==== Data for this task ====
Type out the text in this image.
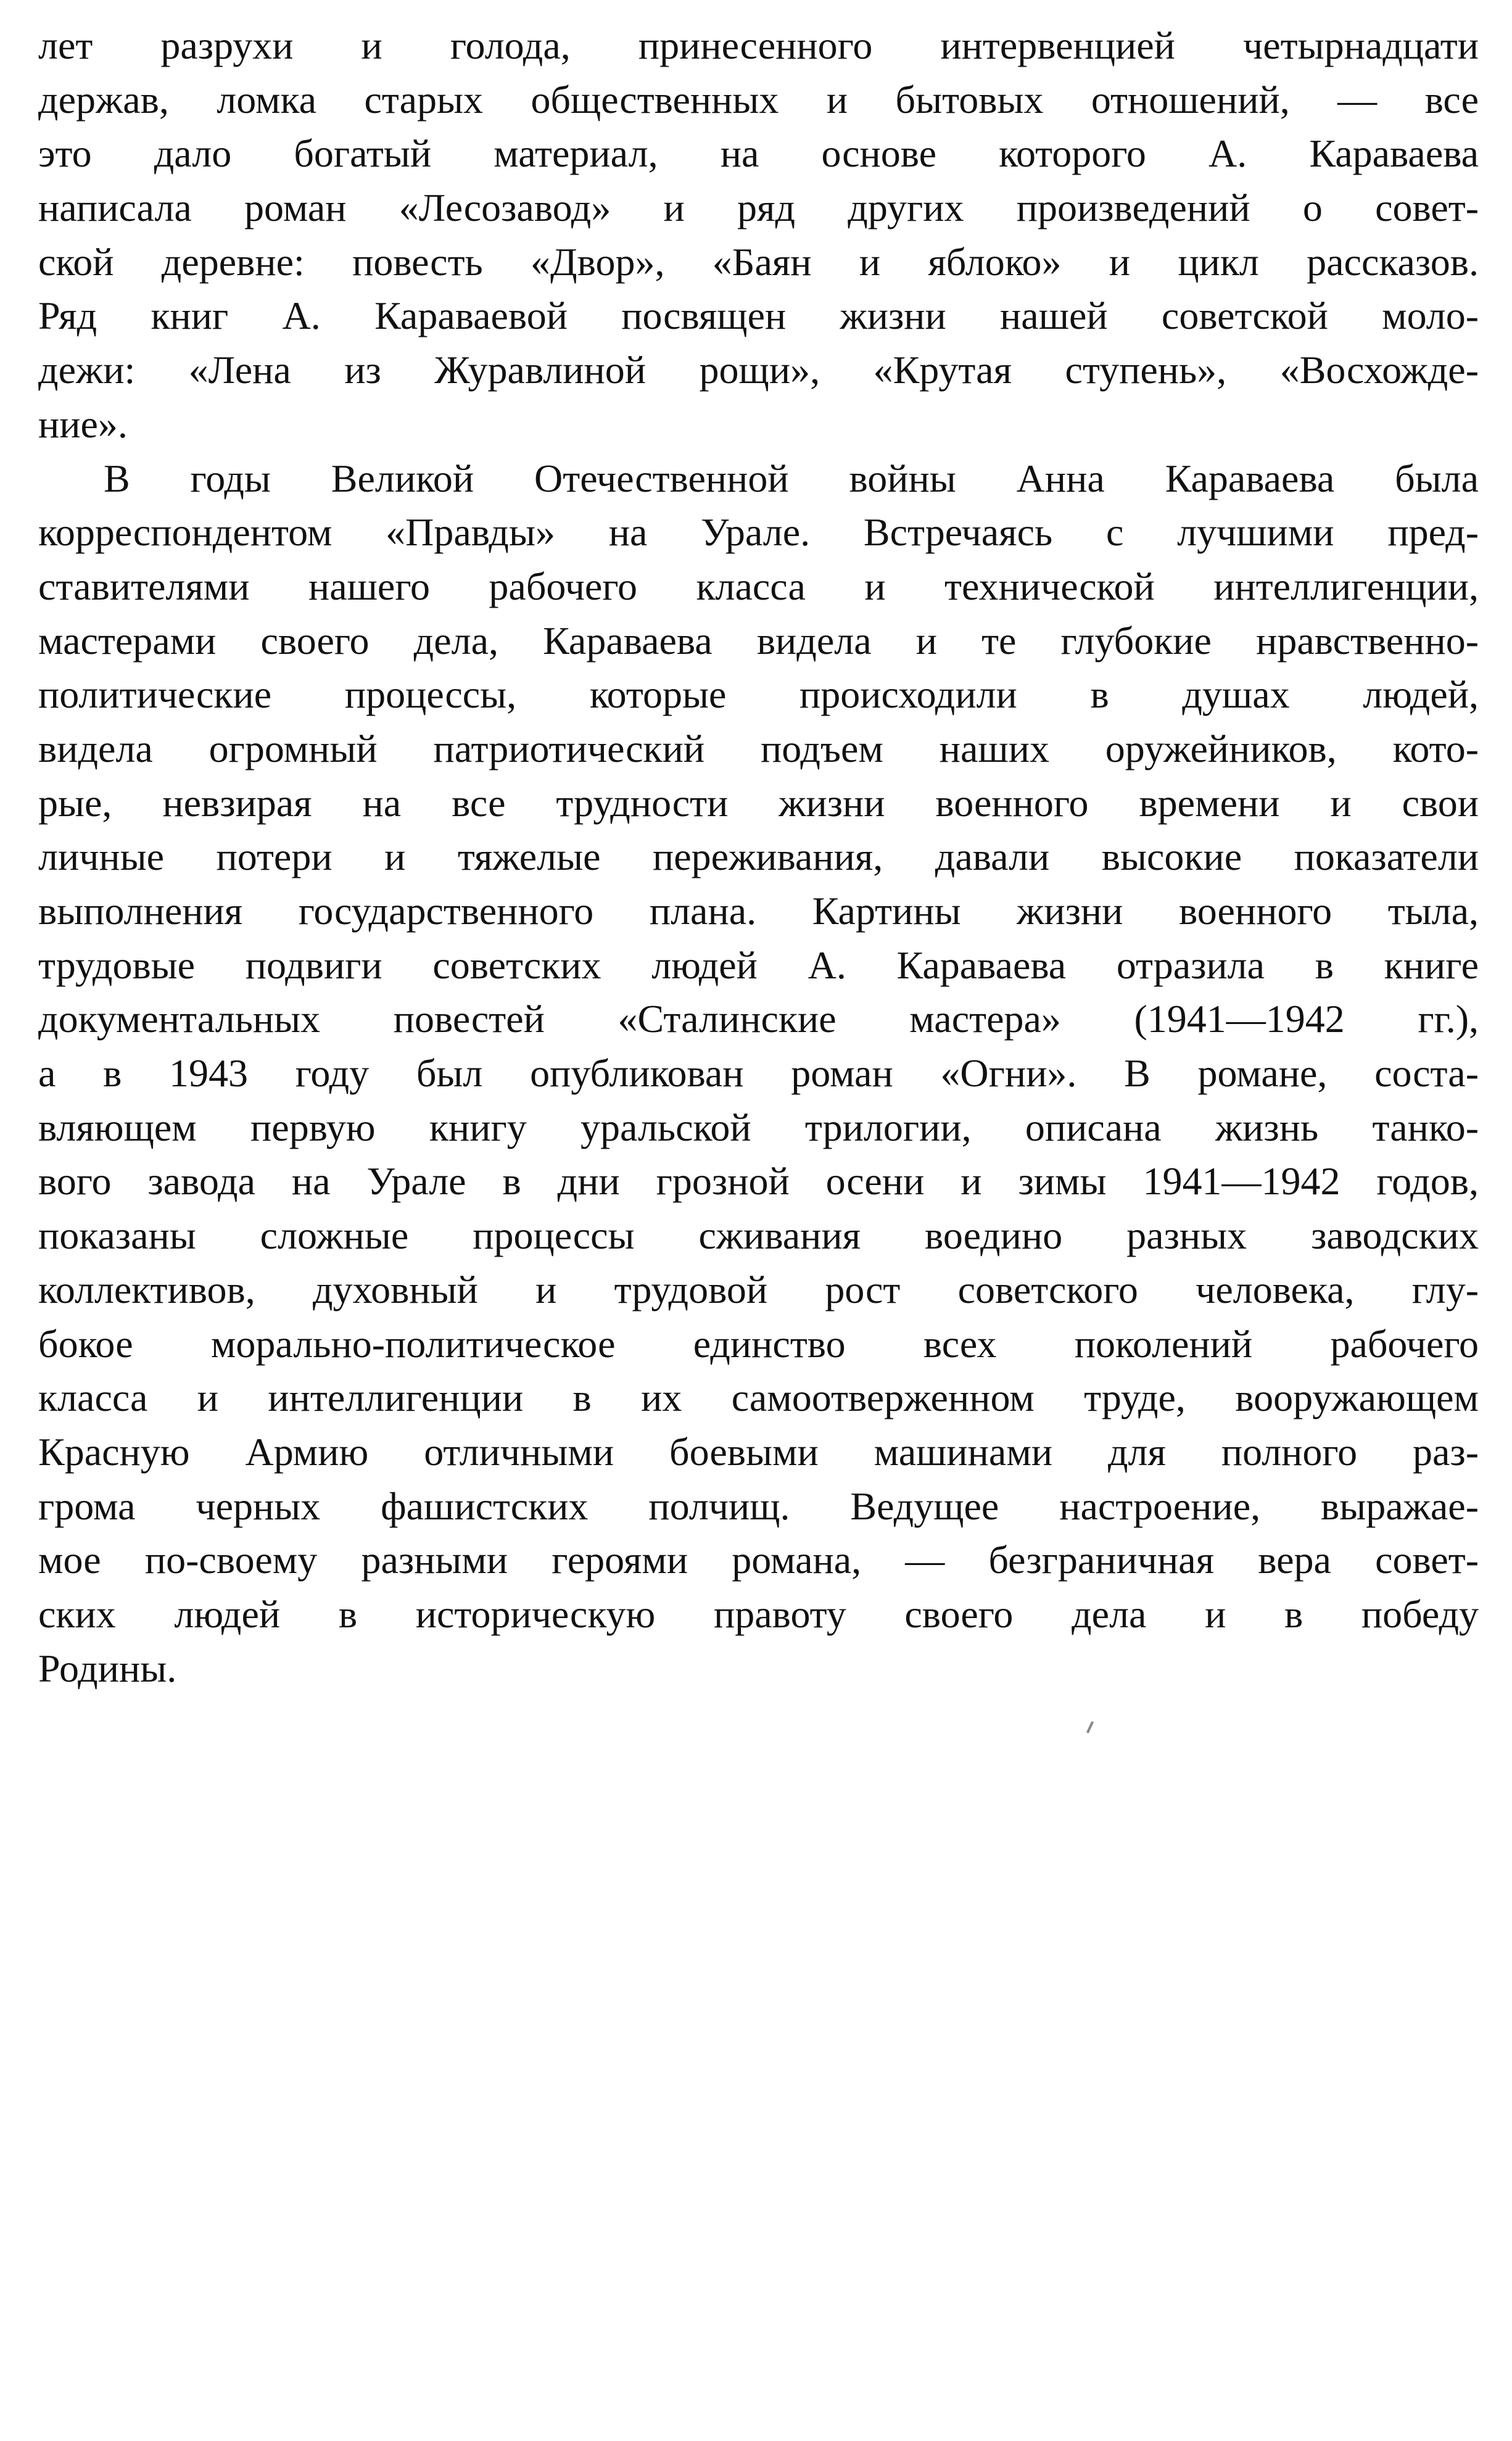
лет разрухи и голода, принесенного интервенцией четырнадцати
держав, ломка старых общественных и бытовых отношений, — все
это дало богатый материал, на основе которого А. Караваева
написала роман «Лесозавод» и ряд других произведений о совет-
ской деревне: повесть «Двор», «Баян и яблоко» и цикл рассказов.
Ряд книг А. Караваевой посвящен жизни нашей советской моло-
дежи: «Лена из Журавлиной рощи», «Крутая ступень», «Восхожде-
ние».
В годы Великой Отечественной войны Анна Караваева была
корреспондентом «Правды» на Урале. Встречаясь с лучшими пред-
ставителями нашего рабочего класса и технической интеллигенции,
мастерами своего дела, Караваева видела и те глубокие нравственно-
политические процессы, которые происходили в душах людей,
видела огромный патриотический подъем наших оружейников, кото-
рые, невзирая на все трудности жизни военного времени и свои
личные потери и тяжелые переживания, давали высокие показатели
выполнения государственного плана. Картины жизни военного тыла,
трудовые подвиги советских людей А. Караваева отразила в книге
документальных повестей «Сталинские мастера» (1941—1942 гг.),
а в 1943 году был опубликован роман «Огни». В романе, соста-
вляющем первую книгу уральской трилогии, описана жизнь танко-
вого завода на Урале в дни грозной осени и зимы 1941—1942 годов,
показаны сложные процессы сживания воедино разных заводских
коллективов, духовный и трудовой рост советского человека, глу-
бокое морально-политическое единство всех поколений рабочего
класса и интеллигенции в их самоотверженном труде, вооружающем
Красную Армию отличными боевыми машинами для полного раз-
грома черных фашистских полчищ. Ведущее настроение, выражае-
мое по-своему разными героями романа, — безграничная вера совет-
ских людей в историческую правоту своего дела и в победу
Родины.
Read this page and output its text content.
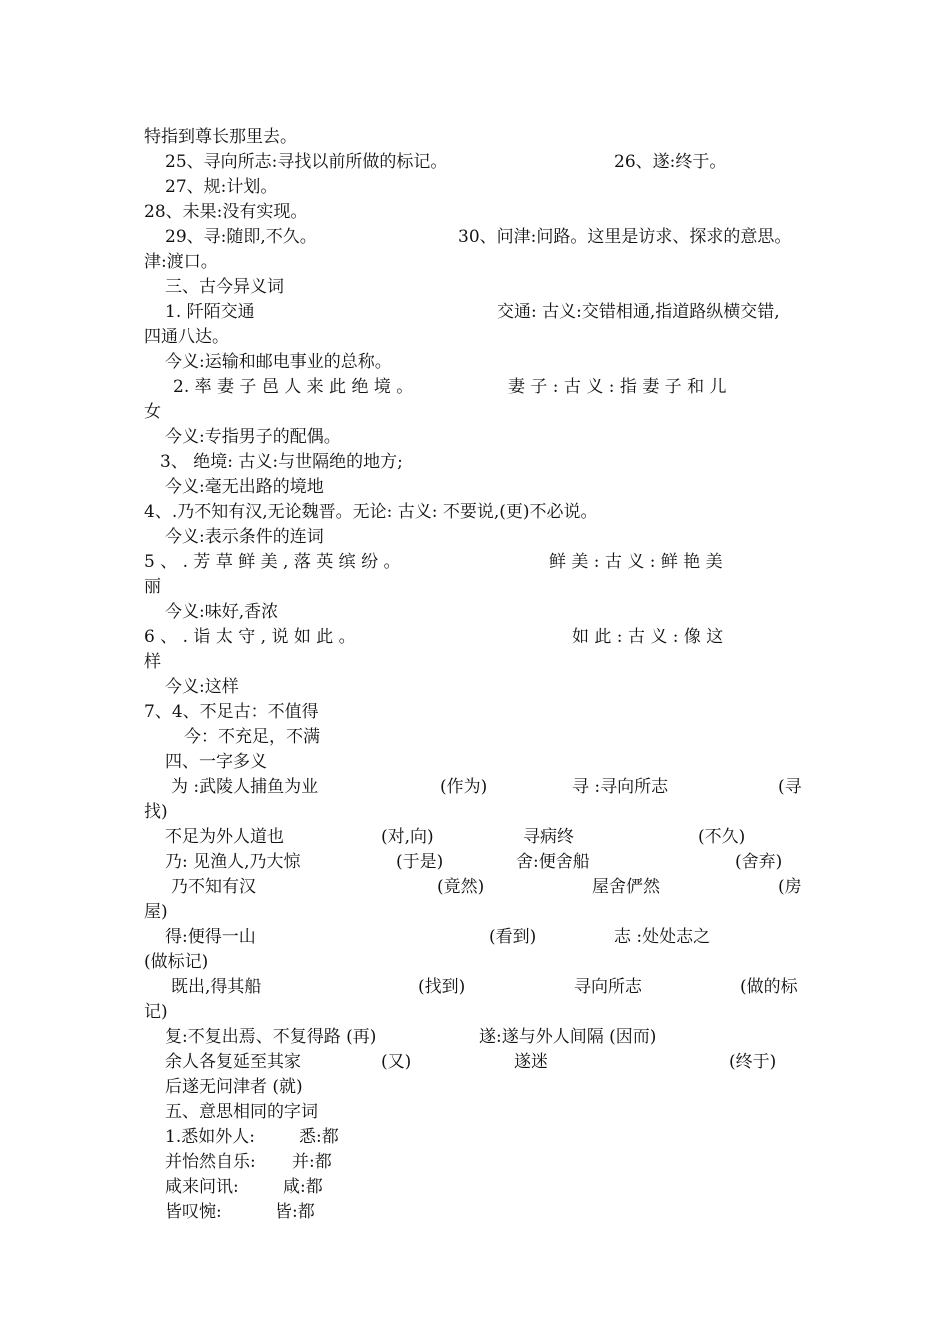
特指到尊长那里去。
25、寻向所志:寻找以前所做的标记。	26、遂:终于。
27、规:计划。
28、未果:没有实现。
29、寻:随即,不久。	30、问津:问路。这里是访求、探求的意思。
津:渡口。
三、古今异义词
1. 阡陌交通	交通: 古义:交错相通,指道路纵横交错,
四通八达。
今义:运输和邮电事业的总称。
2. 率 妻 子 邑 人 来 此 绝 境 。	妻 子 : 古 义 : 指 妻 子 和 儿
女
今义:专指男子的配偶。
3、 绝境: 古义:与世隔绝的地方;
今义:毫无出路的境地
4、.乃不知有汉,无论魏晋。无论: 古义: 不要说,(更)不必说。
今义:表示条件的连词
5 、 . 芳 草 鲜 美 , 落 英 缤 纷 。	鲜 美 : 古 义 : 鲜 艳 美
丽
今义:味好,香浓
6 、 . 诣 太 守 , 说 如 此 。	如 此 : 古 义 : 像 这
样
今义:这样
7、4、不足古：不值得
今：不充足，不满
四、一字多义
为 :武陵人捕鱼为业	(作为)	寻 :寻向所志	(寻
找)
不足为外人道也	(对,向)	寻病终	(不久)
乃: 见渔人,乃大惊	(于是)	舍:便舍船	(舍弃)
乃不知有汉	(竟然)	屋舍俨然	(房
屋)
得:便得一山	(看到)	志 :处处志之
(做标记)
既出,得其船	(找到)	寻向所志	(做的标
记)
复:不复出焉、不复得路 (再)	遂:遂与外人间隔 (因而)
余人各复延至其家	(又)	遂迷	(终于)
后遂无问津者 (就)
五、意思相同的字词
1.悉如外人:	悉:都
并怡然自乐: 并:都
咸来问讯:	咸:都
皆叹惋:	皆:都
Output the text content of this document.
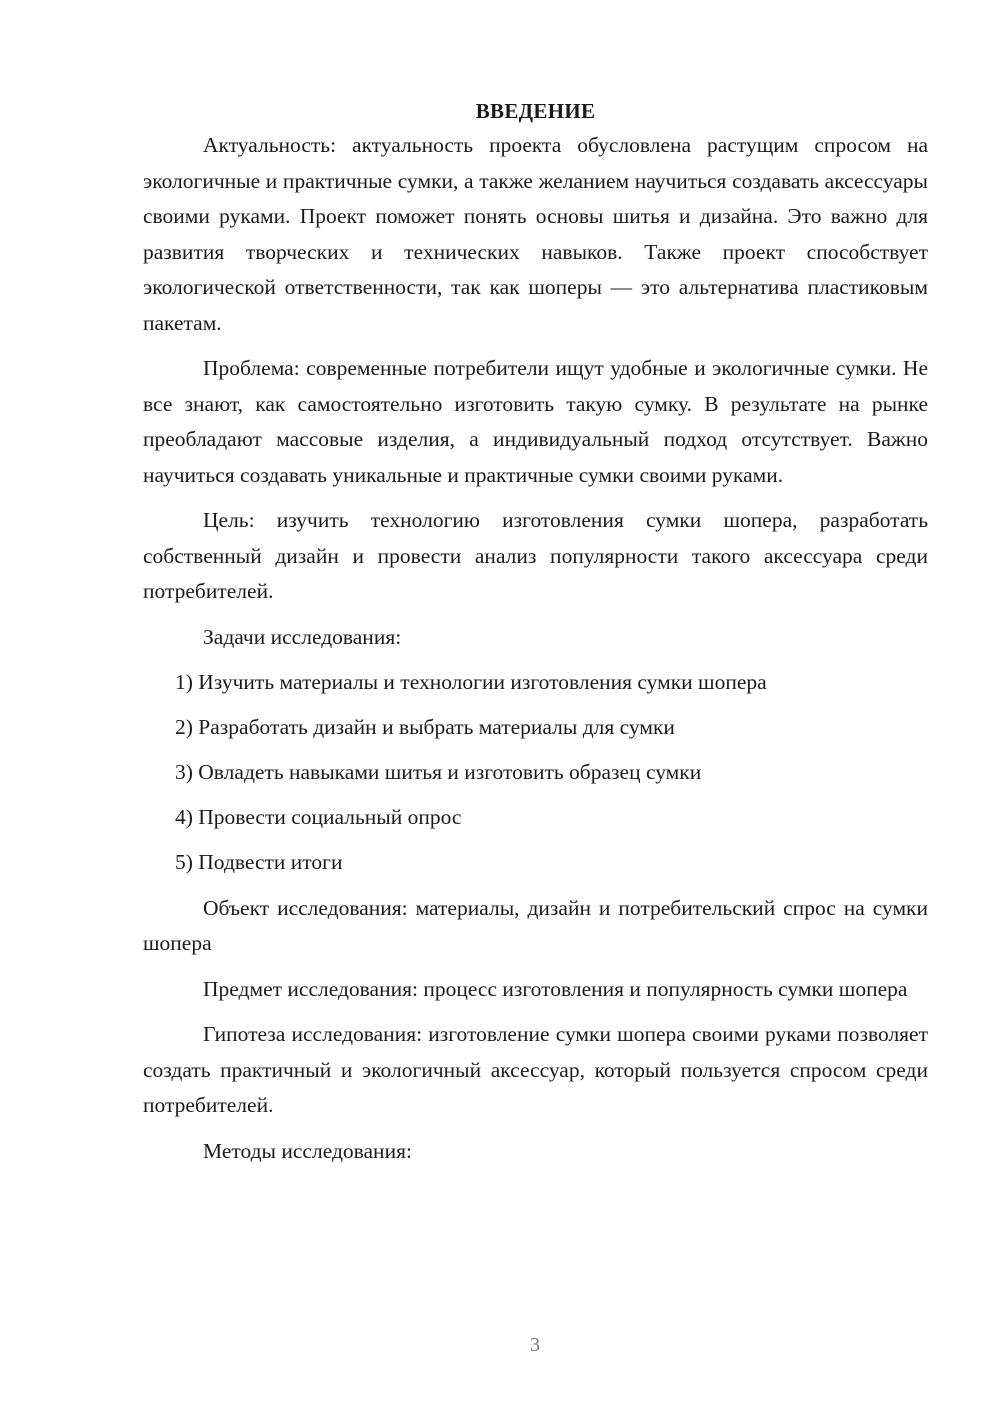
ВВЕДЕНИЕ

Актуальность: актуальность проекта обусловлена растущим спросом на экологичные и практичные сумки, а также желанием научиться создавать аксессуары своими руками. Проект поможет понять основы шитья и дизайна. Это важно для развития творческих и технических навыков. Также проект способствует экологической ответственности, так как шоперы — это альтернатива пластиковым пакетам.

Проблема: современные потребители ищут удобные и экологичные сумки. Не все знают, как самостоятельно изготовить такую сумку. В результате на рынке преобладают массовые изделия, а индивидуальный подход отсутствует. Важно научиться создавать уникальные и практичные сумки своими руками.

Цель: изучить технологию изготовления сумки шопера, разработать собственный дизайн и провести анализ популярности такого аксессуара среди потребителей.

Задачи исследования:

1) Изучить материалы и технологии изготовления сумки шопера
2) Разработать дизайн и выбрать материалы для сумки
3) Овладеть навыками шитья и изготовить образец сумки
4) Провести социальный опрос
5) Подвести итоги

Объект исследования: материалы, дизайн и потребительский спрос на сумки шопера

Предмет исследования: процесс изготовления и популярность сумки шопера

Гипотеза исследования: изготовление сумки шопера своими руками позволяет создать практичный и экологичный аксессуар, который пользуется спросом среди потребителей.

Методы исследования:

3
====
**Task**: Identify each line in the records above that contains the word "класса", and copy it out in full.

**Exercise response**:
ставителями нашего рабочего класса и технической интеллигенции,
класса и интеллигенции в их самоотверженном труде, вооружающем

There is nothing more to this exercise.